Each line below must be set down exactly; omit any image you find.
◆ ◆ ◆
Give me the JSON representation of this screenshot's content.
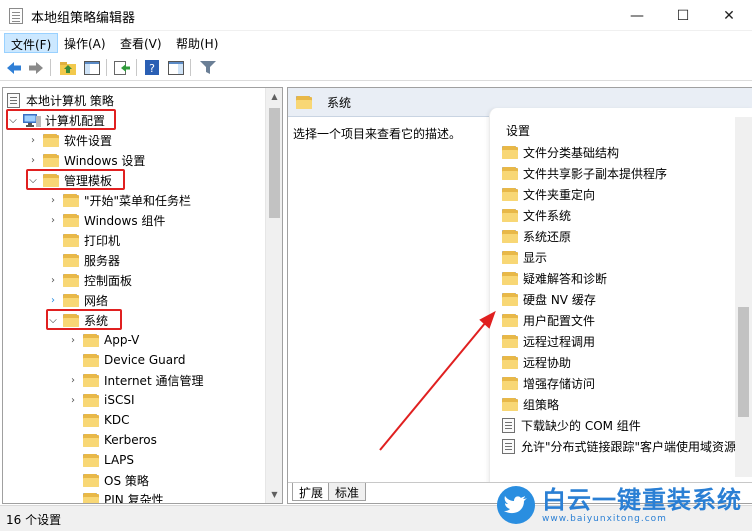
{
  "window": {
    "title": "本地组策略编辑器",
    "minimize": "—",
    "maximize": "☐",
    "close": "✕"
  },
  "menu": {
    "items": [
      "文件(F)",
      "操作(A)",
      "查看(V)",
      "帮助(H)"
    ]
  },
  "toolbar": {
    "icons": [
      "back-arrow-icon",
      "forward-arrow-icon",
      "up-folder-icon",
      "show-hide-tree-icon",
      "export-list-icon",
      "help-icon",
      "action-pane-icon",
      "filter-icon"
    ]
  },
  "tree": {
    "root": "本地计算机 策略",
    "computer_config": "计算机配置",
    "software_settings": "软件设置",
    "windows_settings": "Windows 设置",
    "admin_templates": "管理模板",
    "start_menu": "\"开始\"菜单和任务栏",
    "windows_components": "Windows 组件",
    "printers": "打印机",
    "server": "服务器",
    "control_panel": "控制面板",
    "network": "网络",
    "system": "系统",
    "system_children": [
      "App-V",
      "Device Guard",
      "Internet 通信管理",
      "iSCSI",
      "KDC",
      "Kerberos",
      "LAPS",
      "OS 策略",
      "PIN 复杂性"
    ]
  },
  "right_pane": {
    "header": "系统",
    "description": "选择一个项目来查看它的描述。",
    "settings_header": "设置",
    "folders": [
      "文件分类基础结构",
      "文件共享影子副本提供程序",
      "文件夹重定向",
      "文件系统",
      "系统还原",
      "显示",
      "疑难解答和诊断",
      "硬盘 NV 缓存",
      "用户配置文件",
      "远程过程调用",
      "远程协助",
      "增强存储访问",
      "组策略"
    ],
    "policies": [
      "下载缺少的 COM 组件",
      "允许\"分布式链接跟踪\"客户端使用域资源"
    ],
    "tabs": [
      "扩展",
      "标准"
    ]
  },
  "status": {
    "text": "16 个设置"
  },
  "watermark": {
    "title": "白云一键重装系统",
    "url": "www.baiyunxitong.com"
  },
  "colors": {
    "highlight_box": "#e02020",
    "folder": "#f8d775",
    "accent_blue": "#2a7fd4"
  }
}
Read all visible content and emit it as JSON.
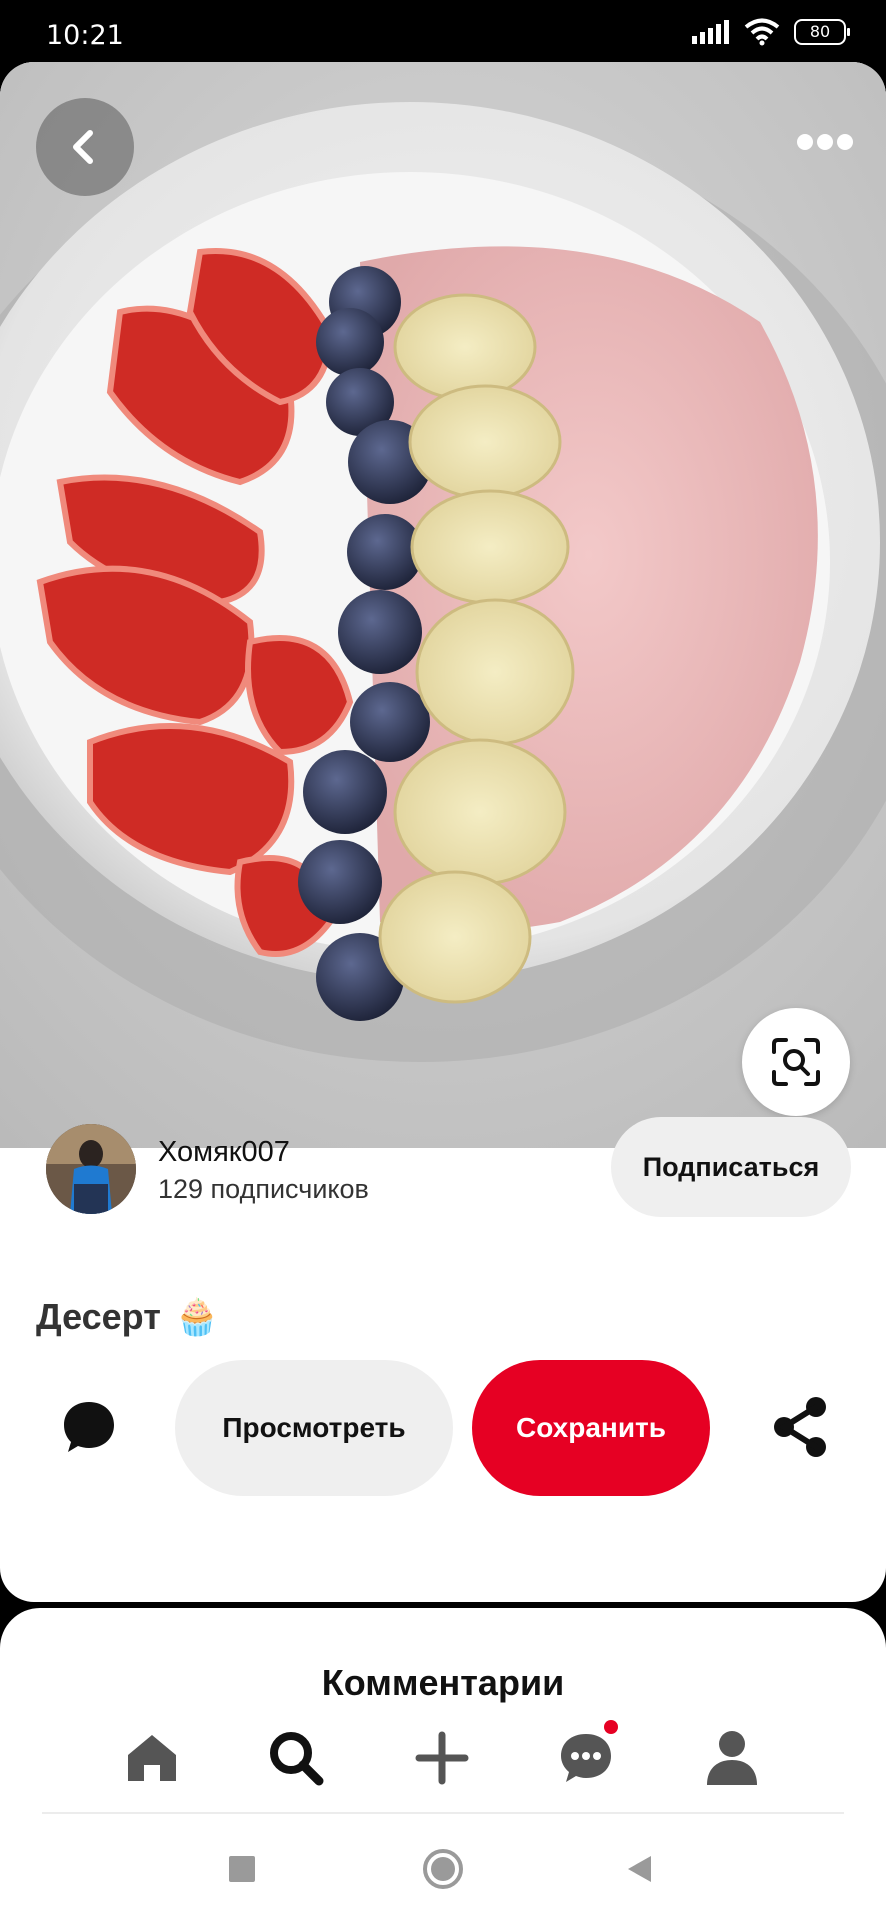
{
  "status_bar": {
    "time": "10:21",
    "battery": "80"
  },
  "pin": {
    "image_alt": "Смузи-боул с клубникой, голубикой и бананом",
    "creator": {
      "name": "Хомяк007",
      "followers": "129 подписчиков"
    },
    "follow_label": "Подписаться",
    "title": "Десерт",
    "title_emoji": "🧁",
    "view_label": "Просмотреть",
    "save_label": "Сохранить"
  },
  "comments": {
    "title": "Комментарии"
  },
  "bottom_nav": {
    "items": [
      "home-icon",
      "search-icon",
      "plus-icon",
      "messages-icon",
      "profile-icon"
    ],
    "has_notification": true
  },
  "colors": {
    "accent": "#e60023",
    "secondary_button": "#efefef",
    "icon": "#111111"
  }
}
◆ ◆ ◆
FINAL RESULT:
Give me the JSON representation of this screenshot's content.
{
  "window": {
    "title": "本地组策略编辑器",
    "minimize": "—",
    "maximize": "☐",
    "close": "✕"
  },
  "menu": {
    "items": [
      "文件(F)",
      "操作(A)",
      "查看(V)",
      "帮助(H)"
    ]
  },
  "toolbar": {
    "icons": [
      "back-arrow-icon",
      "forward-arrow-icon",
      "up-folder-icon",
      "show-hide-tree-icon",
      "export-list-icon",
      "help-icon",
      "action-pane-icon",
      "filter-icon"
    ]
  },
  "tree": {
    "root": "本地计算机 策略",
    "computer_config": "计算机配置",
    "software_settings": "软件设置",
    "windows_settings": "Windows 设置",
    "admin_templates": "管理模板",
    "start_menu": "\"开始\"菜单和任务栏",
    "windows_components": "Windows 组件",
    "printers": "打印机",
    "server": "服务器",
    "control_panel": "控制面板",
    "network": "网络",
    "system": "系统",
    "system_children": [
      "App-V",
      "Device Guard",
      "Internet 通信管理",
      "iSCSI",
      "KDC",
      "Kerberos",
      "LAPS",
      "OS 策略",
      "PIN 复杂性"
    ]
  },
  "right_pane": {
    "header": "系统",
    "description": "选择一个项目来查看它的描述。",
    "settings_header": "设置",
    "folders": [
      "文件分类基础结构",
      "文件共享影子副本提供程序",
      "文件夹重定向",
      "文件系统",
      "系统还原",
      "显示",
      "疑难解答和诊断",
      "硬盘 NV 缓存",
      "用户配置文件",
      "远程过程调用",
      "远程协助",
      "增强存储访问",
      "组策略"
    ],
    "policies": [
      "下载缺少的 COM 组件",
      "允许\"分布式链接跟踪\"客户端使用域资源"
    ],
    "tabs": [
      "扩展",
      "标准"
    ]
  },
  "status": {
    "text": "16 个设置"
  },
  "watermark": {
    "title": "白云一键重装系统",
    "url": "www.baiyunxitong.com"
  },
  "colors": {
    "highlight_box": "#e02020",
    "folder": "#f8d775",
    "accent_blue": "#2a7fd4"
  }
}
Read all visible content and emit it as JSON.
{
  "status_bar": {
    "time": "10:21",
    "battery": "80"
  },
  "pin": {
    "image_alt": "Смузи-боул с клубникой, голубикой и бананом",
    "creator": {
      "name": "Хомяк007",
      "followers": "129 подписчиков"
    },
    "follow_label": "Подписаться",
    "title": "Десерт",
    "title_emoji": "🧁",
    "view_label": "Просмотреть",
    "save_label": "Сохранить"
  },
  "comments": {
    "title": "Комментарии"
  },
  "bottom_nav": {
    "items": [
      "home-icon",
      "search-icon",
      "plus-icon",
      "messages-icon",
      "profile-icon"
    ],
    "has_notification": true
  },
  "colors": {
    "accent": "#e60023",
    "secondary_button": "#efefef",
    "icon": "#111111"
  }
}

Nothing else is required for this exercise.